Start TASK INPUT

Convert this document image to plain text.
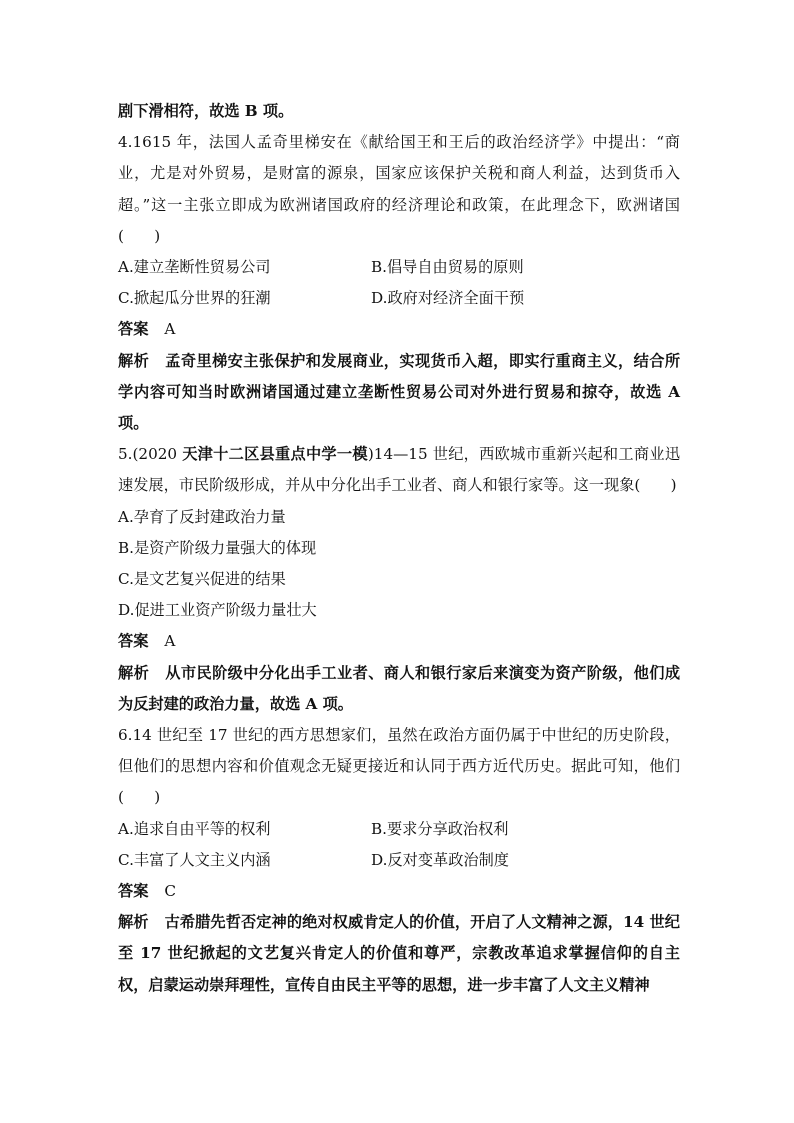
剧下滑相符，故选 B 项。
4.1615 年，法国人孟奇里梯安在《献给国王和王后的政治经济学》中提出：“商业，尤是对外贸易，是财富的源泉，国家应该保护关税和商人利益，达到货币入超。”这一主张立即成为欧洲诸国政府的经济理论和政策，在此理念下，欧洲诸国(　　)
A.建立垄断性贸易公司	B.倡导自由贸易的原则
C.掀起瓜分世界的狂潮	D.政府对经济全面干预
答案 A
解析 孟奇里梯安主张保护和发展商业，实现货币入超，即实行重商主义，结合所学内容可知当时欧洲诸国通过建立垄断性贸易公司对外进行贸易和掠夺，故选 A 项。
5.(2020 天津十二区县重点中学一模)14—15 世纪，西欧城市重新兴起和工商业迅速发展，市民阶级形成，并从中分化出手工业者、商人和银行家等。这一现象(　　)
A.孕育了反封建政治力量
B.是资产阶级力量强大的体现
C.是文艺复兴促进的结果
D.促进工业资产阶级力量壮大
答案 A
解析 从市民阶级中分化出手工业者、商人和银行家后来演变为资产阶级，他们成为反封建的政治力量，故选 A 项。
6.14 世纪至 17 世纪的西方思想家们，虽然在政治方面仍属于中世纪的历史阶段，但他们的思想内容和价值观念无疑更接近和认同于西方近代历史。据此可知，他们(　　)
A.追求自由平等的权利	B.要求分享政治权利
C.丰富了人文主义内涵	D.反对变革政治制度
答案 C
解析 古希腊先哲否定神的绝对权威肯定人的价值，开启了人文精神之源，14 世纪至 17 世纪掀起的文艺复兴肯定人的价值和尊严，宗教改革追求掌握信仰的自主权，启蒙运动崇拜理性，宣传自由民主平等的思想，进一步丰富了人文主义精神
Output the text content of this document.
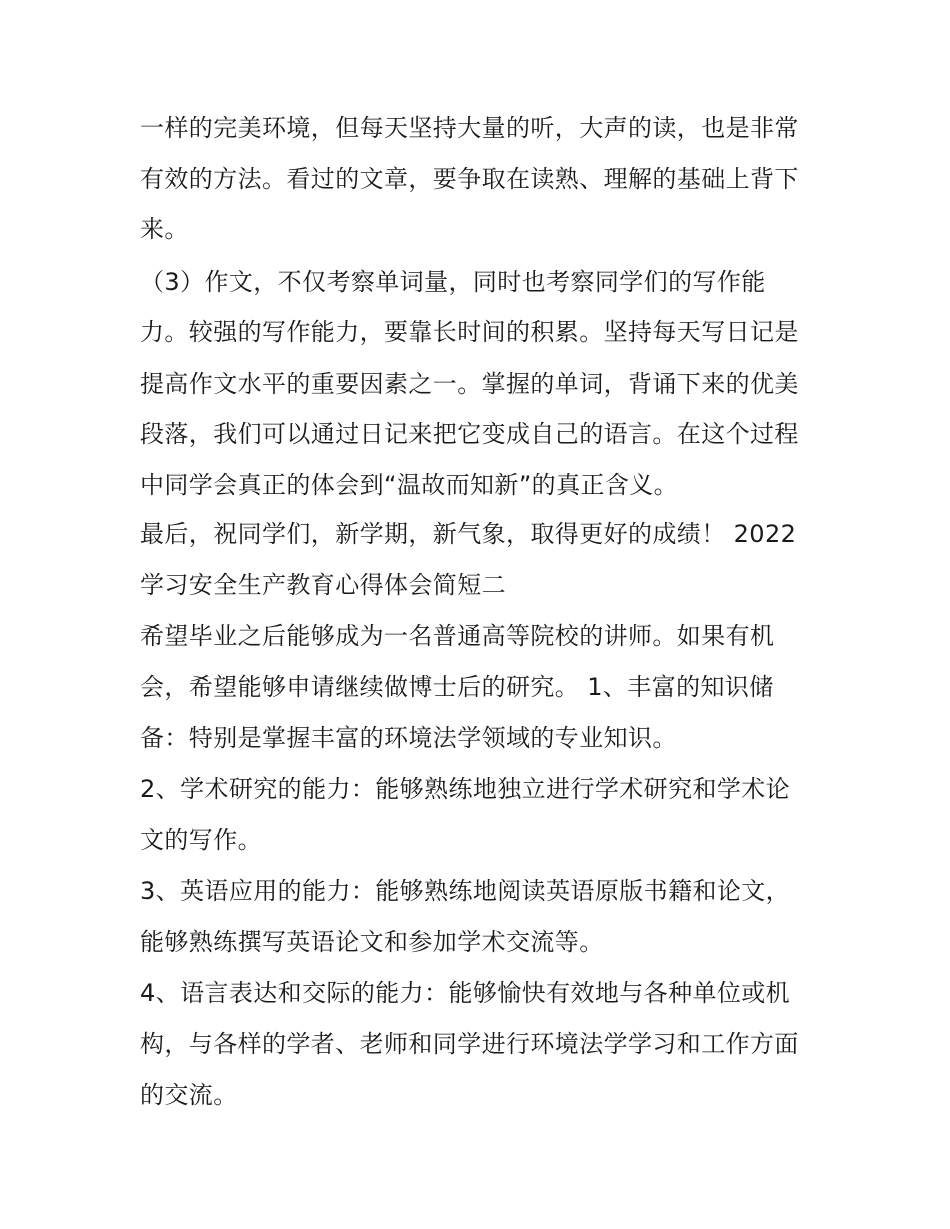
一样的完美环境，但每天坚持大量的听，大声的读，也是非常
有效的方法。看过的文章，要争取在读熟、理解的基础上背下
来。
（3）作文，不仅考察单词量，同时也考察同学们的写作能
力。较强的写作能力，要靠长时间的积累。坚持每天写日记是
提高作文水平的重要因素之一。掌握的单词，背诵下来的优美
段落，我们可以通过日记来把它变成自己的语言。在这个过程
中同学会真正的体会到“温故而知新”的真正含义。
最后，祝同学们，新学期，新气象，取得更好的成绩！ 2022
学习安全生产教育心得体会简短二
希望毕业之后能够成为一名普通高等院校的讲师。如果有机
会，希望能够申请继续做博士后的研究。 1、丰富的知识储
备：特别是掌握丰富的环境法学领域的专业知识。
2、学术研究的能力：能够熟练地独立进行学术研究和学术论
文的写作。
3、英语应用的能力：能够熟练地阅读英语原版书籍和论文，
能够熟练撰写英语论文和参加学术交流等。
4、语言表达和交际的能力：能够愉快有效地与各种单位或机
构，与各样的学者、老师和同学进行环境法学学习和工作方面
的交流。
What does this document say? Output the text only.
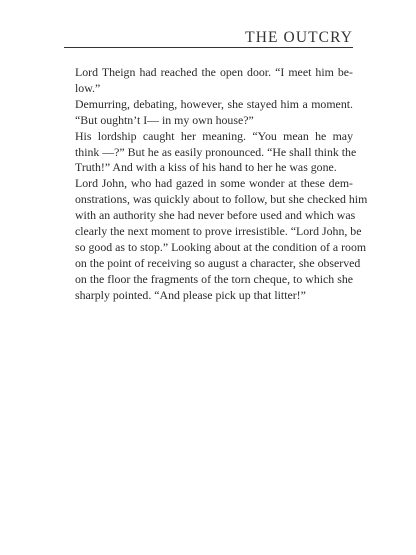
THE OUTCRY

Lord Theign had reached the open door. “I meet him be-
low.”

Demurring, debating, however, she stayed him a moment.
“But oughtn’t I— in my own house?”

His lordship caught her meaning. “You mean he may
think —?” But he as easily pronounced. “He shall think the
Truth!” And with a kiss of his hand to her he was gone.

Lord John, who had gazed in some wonder at these dem-
onstrations, was quickly about to follow, but she checked him
with an authority she had never before used and which was
clearly the next moment to prove irresistible. “Lord John, be
so good as to stop.” Looking about at the condition of a room
on the point of receiving so august a character, she observed
on the floor the fragments of the torn cheque, to which she
sharply pointed. “And please pick up that litter!”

End TASK INPUT

WHAT IS ASKED |
Reproduce every record above exactly, omitting the pictures.

SOLVED PROBLEM |
Convert this document image to plain text.
剧下滑相符，故选 B 项。
4.1615 年，法国人孟奇里梯安在《献给国王和王后的政治经济学》中提出：“商业，尤是对外贸易，是财富的源泉，国家应该保护关税和商人利益，达到货币入超。”这一主张立即成为欧洲诸国政府的经济理论和政策，在此理念下，欧洲诸国(　　)
A.建立垄断性贸易公司	B.倡导自由贸易的原则
C.掀起瓜分世界的狂潮	D.政府对经济全面干预
答案 A
解析 孟奇里梯安主张保护和发展商业，实现货币入超，即实行重商主义，结合所学内容可知当时欧洲诸国通过建立垄断性贸易公司对外进行贸易和掠夺，故选 A 项。
5.(2020 天津十二区县重点中学一模)14—15 世纪，西欧城市重新兴起和工商业迅速发展，市民阶级形成，并从中分化出手工业者、商人和银行家等。这一现象(　　)
A.孕育了反封建政治力量
B.是资产阶级力量强大的体现
C.是文艺复兴促进的结果
D.促进工业资产阶级力量壮大
答案 A
解析 从市民阶级中分化出手工业者、商人和银行家后来演变为资产阶级，他们成为反封建的政治力量，故选 A 项。
6.14 世纪至 17 世纪的西方思想家们，虽然在政治方面仍属于中世纪的历史阶段，但他们的思想内容和价值观念无疑更接近和认同于西方近代历史。据此可知，他们(　　)
A.追求自由平等的权利	B.要求分享政治权利
C.丰富了人文主义内涵	D.反对变革政治制度
答案 C
解析 古希腊先哲否定神的绝对权威肯定人的价值，开启了人文精神之源，14 世纪至 17 世纪掀起的文艺复兴肯定人的价值和尊严，宗教改革追求掌握信仰的自主权，启蒙运动崇拜理性，宣传自由民主平等的思想，进一步丰富了人文主义精神
Output the text content of this document.
一样的完美环境，但每天坚持大量的听，大声的读，也是非常
有效的方法。看过的文章，要争取在读熟、理解的基础上背下
来。
（3）作文，不仅考察单词量，同时也考察同学们的写作能
力。较强的写作能力，要靠长时间的积累。坚持每天写日记是
提高作文水平的重要因素之一。掌握的单词，背诵下来的优美
段落，我们可以通过日记来把它变成自己的语言。在这个过程
中同学会真正的体会到“温故而知新”的真正含义。
最后，祝同学们，新学期，新气象，取得更好的成绩！ 2022
学习安全生产教育心得体会简短二
希望毕业之后能够成为一名普通高等院校的讲师。如果有机
会，希望能够申请继续做博士后的研究。 1、丰富的知识储
备：特别是掌握丰富的环境法学领域的专业知识。
2、学术研究的能力：能够熟练地独立进行学术研究和学术论
文的写作。
3、英语应用的能力：能够熟练地阅读英语原版书籍和论文，
能够熟练撰写英语论文和参加学术交流等。
4、语言表达和交际的能力：能够愉快有效地与各种单位或机
构，与各样的学者、老师和同学进行环境法学学习和工作方面
的交流。
What does this document say? Output the text only.
THE OUTCRY

Lord Theign had reached the open door. “I meet him be-
low.”

Demurring, debating, however, she stayed him a moment.
“But oughtn’t I— in my own house?”

His lordship caught her meaning. “You mean he may
think —?” But he as easily pronounced. “He shall think the
Truth!” And with a kiss of his hand to her he was gone.

Lord John, who had gazed in some wonder at these dem-
onstrations, was quickly about to follow, but she checked him
with an authority she had never before used and which was
clearly the next moment to prove irresistible. “Lord John, be
so good as to stop.” Looking about at the condition of a room
on the point of receiving so august a character, she observed
on the floor the fragments of the torn cheque, to which she
sharply pointed. “And please pick up that litter!”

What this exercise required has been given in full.